* [WRITTEN INSTRUCTION]
Seek out every line containing the word "Cases", and copy each.

* [RECORDS SUPPLIED]
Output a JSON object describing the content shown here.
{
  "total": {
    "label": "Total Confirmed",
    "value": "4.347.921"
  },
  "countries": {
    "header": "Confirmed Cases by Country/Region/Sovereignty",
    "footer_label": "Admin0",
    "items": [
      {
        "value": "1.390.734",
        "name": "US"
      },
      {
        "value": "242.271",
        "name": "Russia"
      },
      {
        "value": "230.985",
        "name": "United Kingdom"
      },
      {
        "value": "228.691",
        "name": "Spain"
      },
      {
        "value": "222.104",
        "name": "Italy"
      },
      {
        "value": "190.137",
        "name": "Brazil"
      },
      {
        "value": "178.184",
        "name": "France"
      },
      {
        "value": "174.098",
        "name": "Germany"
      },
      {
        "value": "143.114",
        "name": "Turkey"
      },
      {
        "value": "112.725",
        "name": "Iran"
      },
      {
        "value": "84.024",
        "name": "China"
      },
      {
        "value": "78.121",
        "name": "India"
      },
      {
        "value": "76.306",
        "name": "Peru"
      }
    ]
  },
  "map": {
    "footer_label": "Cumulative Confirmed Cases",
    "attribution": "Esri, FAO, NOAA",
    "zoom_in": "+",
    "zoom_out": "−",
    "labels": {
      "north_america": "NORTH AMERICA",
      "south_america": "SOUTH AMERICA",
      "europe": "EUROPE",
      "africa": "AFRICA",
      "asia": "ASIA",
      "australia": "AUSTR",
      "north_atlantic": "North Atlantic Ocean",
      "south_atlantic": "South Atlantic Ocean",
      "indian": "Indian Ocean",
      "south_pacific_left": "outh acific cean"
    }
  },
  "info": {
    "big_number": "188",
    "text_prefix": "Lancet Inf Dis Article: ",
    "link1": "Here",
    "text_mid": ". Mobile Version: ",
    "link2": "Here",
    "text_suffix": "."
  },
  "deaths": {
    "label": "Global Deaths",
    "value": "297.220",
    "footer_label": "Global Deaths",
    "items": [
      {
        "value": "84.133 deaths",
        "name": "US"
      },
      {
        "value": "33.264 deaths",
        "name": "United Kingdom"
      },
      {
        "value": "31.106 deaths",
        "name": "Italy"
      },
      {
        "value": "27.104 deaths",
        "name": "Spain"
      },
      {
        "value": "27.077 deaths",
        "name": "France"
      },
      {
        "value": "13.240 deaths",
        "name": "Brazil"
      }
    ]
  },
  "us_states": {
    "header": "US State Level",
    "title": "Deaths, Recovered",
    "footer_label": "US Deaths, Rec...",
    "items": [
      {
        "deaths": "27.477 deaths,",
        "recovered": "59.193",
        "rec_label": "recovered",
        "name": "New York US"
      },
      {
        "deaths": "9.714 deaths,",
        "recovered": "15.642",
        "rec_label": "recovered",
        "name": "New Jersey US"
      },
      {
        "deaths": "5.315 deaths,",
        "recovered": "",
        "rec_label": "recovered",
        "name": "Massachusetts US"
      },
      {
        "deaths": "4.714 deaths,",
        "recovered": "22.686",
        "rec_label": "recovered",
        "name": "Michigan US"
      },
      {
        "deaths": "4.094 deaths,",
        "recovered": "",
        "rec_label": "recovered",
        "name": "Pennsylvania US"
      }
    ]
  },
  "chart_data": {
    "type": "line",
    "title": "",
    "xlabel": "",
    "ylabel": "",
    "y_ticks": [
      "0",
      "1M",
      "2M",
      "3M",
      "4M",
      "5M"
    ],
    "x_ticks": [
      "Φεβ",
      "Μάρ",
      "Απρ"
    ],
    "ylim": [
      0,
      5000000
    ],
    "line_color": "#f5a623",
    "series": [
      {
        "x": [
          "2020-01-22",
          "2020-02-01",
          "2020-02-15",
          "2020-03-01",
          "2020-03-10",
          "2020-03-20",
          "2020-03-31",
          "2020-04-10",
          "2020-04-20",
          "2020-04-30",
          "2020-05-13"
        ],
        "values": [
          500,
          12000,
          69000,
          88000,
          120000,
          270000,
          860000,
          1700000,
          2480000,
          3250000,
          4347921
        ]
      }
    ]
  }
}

* [TASK OUTPUT]
    "header": "Confirmed Cases by Country/Region/Sovereignty",
    "footer_label": "Cumulative Confirmed Cases",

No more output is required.